Required task: Where a line in the listing below contains the word "time", copy that line.

Extracted information:
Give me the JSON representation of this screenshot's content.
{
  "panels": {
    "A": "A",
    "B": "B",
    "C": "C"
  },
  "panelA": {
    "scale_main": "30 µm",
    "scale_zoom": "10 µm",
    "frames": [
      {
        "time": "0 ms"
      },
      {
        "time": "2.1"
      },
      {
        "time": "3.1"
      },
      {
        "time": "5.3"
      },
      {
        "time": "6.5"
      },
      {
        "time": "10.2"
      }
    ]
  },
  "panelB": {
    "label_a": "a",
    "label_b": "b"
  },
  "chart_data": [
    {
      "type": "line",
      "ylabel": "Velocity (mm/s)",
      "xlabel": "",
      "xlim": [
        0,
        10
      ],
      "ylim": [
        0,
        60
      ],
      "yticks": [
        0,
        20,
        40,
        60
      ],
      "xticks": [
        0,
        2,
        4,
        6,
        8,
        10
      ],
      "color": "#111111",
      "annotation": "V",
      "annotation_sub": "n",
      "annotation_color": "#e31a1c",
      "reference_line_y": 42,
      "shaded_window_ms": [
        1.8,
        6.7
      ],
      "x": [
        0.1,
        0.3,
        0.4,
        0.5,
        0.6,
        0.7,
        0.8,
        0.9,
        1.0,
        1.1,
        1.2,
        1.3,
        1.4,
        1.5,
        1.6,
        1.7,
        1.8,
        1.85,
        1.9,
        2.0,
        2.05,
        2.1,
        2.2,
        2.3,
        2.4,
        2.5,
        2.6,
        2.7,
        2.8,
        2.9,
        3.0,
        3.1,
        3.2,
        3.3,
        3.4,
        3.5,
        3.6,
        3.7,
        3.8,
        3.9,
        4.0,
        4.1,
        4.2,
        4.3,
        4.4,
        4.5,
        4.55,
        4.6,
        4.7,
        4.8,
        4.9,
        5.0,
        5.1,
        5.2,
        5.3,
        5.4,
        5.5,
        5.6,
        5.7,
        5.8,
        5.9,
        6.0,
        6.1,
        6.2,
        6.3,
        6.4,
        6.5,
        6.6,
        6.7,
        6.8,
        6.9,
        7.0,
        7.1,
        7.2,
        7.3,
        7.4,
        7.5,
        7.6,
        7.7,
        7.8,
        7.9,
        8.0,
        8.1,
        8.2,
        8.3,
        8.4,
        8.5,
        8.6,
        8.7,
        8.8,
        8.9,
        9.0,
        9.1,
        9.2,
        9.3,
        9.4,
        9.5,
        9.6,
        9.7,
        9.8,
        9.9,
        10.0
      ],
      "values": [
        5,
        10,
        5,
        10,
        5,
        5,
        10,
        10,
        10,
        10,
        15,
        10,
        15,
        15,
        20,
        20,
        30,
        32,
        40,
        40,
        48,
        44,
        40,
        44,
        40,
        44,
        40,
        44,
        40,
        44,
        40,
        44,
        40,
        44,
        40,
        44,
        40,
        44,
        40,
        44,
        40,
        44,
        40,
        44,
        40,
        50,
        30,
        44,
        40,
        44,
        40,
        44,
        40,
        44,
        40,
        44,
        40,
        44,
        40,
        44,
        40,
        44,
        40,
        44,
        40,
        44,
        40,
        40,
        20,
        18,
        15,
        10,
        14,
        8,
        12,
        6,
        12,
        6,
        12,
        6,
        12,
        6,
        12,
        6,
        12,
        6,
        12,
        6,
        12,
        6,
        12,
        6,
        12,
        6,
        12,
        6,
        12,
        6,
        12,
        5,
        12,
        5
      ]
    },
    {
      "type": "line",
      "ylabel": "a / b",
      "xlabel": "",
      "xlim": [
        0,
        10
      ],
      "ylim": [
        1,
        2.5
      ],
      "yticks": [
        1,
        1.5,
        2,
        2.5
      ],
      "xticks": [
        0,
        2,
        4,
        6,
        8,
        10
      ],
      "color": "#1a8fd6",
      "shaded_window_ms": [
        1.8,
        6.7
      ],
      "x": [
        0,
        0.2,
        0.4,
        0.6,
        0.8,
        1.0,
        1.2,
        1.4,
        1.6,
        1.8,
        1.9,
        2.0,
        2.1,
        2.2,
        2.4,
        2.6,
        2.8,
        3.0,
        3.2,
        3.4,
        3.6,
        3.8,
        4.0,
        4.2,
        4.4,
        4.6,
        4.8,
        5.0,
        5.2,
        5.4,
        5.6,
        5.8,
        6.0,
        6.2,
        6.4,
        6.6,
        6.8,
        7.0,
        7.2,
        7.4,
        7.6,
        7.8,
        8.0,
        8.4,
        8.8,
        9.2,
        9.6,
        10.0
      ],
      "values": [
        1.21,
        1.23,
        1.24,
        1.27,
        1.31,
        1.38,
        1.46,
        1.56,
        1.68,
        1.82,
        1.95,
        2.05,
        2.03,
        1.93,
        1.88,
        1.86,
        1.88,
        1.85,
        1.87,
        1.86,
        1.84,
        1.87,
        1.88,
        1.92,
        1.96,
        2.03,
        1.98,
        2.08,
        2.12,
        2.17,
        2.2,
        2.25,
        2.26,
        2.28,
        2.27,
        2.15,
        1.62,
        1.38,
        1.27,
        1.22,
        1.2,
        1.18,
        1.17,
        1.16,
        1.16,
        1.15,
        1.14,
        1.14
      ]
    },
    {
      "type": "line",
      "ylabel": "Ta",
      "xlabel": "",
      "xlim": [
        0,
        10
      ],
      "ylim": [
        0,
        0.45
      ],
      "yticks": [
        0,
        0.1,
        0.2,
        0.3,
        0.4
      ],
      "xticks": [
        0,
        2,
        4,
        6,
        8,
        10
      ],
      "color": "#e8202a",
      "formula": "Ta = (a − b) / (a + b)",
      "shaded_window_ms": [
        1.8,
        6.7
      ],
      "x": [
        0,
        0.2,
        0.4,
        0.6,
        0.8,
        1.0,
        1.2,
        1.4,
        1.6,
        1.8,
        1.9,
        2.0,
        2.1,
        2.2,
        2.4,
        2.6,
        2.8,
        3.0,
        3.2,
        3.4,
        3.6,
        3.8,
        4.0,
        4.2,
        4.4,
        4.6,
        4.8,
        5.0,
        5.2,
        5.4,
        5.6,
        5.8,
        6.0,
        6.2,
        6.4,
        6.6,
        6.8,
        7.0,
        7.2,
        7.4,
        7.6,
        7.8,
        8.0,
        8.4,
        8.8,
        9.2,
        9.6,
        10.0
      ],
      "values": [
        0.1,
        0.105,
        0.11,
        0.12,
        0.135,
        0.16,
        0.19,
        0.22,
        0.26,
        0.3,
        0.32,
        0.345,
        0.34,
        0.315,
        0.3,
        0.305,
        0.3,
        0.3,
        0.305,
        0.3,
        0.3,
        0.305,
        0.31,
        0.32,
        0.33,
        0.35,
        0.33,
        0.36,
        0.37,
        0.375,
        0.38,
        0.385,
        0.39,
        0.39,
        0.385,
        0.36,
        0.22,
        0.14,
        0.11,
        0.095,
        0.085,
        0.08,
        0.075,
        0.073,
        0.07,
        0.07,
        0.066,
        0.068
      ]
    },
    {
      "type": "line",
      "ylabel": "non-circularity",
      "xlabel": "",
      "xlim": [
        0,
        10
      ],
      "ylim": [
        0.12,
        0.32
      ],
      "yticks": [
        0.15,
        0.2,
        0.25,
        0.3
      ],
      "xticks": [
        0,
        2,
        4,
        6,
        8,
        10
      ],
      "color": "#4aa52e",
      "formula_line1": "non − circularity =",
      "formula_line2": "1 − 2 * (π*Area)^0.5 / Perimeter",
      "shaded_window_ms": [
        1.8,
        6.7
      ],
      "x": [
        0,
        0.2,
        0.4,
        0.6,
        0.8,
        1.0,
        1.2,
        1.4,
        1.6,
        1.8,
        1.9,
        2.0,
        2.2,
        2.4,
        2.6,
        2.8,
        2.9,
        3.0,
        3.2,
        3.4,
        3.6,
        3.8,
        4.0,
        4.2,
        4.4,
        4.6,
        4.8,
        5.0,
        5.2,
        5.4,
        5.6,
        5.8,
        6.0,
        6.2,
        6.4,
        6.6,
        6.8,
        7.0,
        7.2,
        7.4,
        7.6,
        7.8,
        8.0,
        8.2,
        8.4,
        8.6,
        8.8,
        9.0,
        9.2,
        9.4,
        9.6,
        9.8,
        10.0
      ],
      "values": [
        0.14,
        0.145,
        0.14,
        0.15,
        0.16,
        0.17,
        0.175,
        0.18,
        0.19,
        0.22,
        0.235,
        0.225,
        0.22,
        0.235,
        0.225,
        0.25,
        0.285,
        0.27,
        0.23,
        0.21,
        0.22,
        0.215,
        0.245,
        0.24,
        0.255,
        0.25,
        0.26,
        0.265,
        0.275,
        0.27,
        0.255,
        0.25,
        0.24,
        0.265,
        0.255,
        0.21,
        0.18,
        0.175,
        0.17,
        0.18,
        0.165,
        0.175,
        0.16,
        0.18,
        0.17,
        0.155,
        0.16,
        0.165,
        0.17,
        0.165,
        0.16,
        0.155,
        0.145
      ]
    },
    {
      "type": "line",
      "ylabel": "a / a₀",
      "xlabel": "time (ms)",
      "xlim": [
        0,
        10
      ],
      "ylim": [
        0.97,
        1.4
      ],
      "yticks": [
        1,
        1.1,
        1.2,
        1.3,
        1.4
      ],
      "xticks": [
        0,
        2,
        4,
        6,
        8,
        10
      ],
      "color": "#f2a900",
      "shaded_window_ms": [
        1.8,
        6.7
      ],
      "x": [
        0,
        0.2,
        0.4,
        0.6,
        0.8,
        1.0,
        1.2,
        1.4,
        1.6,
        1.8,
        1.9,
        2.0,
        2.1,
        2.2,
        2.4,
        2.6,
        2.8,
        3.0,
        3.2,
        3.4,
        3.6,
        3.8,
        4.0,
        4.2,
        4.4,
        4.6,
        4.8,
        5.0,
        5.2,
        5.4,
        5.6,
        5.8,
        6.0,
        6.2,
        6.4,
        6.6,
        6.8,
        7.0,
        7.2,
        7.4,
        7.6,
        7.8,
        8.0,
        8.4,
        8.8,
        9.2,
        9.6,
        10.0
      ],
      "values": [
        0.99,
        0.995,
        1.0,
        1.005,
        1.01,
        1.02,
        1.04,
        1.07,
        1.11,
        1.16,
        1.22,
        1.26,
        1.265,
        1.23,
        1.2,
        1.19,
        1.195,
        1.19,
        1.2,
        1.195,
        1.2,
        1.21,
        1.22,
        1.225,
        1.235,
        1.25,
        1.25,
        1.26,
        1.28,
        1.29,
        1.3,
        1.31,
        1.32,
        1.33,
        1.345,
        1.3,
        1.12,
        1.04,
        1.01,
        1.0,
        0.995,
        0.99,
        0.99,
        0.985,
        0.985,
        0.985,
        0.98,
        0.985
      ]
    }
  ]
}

Answer to the task:
        "time": "0 ms"
        "time": "2.1"
        "time": "3.1"
        "time": "5.3"
        "time": "6.5"
        "time": "10.2"
      "xlabel": "time (ms)",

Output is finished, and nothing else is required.